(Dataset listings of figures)
════════

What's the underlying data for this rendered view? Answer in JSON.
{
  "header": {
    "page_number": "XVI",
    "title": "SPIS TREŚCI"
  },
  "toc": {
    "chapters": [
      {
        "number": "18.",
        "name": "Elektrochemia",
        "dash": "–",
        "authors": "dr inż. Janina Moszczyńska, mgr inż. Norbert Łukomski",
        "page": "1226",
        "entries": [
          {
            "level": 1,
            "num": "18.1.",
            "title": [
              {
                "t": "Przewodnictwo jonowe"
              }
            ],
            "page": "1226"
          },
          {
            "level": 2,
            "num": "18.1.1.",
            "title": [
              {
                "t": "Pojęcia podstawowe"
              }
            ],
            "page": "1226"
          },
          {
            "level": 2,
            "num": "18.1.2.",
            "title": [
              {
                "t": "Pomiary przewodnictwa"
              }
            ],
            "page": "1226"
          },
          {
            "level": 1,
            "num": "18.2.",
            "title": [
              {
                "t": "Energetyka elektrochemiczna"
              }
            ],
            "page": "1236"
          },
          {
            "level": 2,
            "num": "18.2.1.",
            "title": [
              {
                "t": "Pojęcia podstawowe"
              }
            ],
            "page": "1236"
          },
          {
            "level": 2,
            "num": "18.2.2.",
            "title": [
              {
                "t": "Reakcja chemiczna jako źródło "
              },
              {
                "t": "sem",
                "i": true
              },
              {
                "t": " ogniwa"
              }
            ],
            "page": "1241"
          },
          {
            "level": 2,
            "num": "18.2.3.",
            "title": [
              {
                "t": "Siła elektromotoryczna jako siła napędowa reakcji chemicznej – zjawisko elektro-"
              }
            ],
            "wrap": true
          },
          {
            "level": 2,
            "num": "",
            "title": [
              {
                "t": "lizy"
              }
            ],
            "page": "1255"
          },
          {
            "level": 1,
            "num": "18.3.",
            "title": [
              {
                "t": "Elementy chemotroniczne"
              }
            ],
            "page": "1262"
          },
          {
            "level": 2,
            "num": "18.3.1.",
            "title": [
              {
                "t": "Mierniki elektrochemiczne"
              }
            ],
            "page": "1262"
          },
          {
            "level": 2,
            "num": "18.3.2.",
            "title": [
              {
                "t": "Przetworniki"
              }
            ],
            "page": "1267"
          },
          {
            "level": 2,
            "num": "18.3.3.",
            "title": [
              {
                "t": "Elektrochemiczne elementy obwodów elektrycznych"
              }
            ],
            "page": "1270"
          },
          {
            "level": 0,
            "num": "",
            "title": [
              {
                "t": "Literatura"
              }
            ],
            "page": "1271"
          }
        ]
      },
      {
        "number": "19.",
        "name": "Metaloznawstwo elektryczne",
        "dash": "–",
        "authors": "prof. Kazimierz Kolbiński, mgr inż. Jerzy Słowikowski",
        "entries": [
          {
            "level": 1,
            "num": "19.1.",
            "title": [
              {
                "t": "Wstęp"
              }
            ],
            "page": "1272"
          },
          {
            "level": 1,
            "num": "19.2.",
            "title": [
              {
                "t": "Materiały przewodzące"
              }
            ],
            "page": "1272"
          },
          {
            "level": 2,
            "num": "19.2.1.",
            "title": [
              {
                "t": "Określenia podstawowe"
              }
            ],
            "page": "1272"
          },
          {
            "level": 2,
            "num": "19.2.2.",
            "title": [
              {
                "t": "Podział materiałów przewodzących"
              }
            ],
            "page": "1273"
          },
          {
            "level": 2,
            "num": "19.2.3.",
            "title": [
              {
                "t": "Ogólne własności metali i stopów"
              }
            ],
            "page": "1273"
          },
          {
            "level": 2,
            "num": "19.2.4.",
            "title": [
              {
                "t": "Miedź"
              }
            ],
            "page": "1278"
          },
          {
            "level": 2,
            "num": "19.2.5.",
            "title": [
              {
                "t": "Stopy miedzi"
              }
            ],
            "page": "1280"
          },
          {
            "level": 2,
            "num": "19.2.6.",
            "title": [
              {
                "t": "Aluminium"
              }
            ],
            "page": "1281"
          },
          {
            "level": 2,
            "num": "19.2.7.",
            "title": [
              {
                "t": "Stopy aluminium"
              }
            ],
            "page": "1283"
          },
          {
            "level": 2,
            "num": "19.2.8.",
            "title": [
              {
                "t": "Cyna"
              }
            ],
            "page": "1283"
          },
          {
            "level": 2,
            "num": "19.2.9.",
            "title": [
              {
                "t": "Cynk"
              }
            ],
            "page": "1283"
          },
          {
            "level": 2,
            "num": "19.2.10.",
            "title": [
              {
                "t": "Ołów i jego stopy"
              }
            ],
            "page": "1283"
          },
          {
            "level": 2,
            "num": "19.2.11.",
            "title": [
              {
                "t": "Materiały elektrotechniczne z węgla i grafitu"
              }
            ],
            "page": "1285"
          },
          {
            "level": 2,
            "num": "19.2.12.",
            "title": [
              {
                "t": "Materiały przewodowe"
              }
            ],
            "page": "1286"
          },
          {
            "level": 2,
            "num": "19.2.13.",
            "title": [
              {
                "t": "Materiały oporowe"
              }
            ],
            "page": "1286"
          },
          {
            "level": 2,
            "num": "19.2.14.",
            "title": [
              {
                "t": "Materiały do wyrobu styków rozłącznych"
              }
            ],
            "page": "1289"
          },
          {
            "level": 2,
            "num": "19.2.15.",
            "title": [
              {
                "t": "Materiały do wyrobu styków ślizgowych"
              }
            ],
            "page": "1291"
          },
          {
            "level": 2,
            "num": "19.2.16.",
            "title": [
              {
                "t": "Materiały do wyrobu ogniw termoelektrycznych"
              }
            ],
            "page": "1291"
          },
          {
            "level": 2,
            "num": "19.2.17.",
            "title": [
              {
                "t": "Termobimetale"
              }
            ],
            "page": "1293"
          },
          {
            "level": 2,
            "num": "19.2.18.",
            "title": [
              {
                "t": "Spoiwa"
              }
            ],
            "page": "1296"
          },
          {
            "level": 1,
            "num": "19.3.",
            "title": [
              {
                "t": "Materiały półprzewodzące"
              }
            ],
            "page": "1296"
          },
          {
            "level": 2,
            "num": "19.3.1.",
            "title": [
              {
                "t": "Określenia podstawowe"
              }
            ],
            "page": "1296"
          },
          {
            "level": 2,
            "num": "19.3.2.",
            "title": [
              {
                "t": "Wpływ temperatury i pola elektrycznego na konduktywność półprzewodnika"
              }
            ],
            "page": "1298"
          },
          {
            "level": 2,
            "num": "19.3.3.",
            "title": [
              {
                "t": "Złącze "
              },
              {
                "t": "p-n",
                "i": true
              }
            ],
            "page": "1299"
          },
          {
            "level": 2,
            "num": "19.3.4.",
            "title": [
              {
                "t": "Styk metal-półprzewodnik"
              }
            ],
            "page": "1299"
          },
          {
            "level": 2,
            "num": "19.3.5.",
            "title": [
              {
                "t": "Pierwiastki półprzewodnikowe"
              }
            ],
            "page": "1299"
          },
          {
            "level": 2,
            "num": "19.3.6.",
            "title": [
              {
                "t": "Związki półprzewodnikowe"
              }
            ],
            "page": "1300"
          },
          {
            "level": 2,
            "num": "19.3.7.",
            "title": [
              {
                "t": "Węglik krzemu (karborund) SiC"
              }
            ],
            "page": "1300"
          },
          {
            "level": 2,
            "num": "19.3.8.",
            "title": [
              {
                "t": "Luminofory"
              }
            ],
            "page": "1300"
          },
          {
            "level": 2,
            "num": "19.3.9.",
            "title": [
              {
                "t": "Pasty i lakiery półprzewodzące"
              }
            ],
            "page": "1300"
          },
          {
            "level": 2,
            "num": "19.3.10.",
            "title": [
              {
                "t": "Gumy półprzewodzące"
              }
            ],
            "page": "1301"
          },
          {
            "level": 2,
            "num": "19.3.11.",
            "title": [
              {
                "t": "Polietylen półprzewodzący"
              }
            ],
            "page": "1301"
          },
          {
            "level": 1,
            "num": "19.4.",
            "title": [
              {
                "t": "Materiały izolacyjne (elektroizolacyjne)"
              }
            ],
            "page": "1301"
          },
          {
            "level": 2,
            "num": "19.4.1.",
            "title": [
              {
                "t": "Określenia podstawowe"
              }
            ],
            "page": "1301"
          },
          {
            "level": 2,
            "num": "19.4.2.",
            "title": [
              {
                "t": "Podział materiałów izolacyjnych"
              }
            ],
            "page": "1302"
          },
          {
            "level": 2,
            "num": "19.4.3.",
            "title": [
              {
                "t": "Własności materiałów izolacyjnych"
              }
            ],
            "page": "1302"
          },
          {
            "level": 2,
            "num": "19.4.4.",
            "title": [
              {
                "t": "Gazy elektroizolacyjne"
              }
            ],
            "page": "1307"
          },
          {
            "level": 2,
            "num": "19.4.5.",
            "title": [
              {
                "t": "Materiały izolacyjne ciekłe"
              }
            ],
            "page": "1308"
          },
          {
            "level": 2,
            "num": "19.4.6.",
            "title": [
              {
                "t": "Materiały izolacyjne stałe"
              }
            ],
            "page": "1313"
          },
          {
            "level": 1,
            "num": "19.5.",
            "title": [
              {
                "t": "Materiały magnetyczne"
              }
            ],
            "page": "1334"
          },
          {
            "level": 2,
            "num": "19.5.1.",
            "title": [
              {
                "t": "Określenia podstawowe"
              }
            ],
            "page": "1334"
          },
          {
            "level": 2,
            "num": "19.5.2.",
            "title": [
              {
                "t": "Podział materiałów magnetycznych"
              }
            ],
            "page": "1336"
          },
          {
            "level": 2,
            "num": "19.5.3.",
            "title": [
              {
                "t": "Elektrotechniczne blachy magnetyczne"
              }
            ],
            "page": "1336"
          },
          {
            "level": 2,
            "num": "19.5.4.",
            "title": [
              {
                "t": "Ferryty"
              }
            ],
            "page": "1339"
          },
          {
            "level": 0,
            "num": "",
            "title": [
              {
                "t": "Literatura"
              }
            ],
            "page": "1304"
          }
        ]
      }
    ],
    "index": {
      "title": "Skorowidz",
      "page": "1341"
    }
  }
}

════════

◆ **AIM**: Search the listing for the word "izolacyjnych" and return each line that holds it.

◆ **EXERCISE RESPONSE**:
                "t": "Podział materiałów izolacyjnych"
                "t": "Własności materiałów izolacyjnych"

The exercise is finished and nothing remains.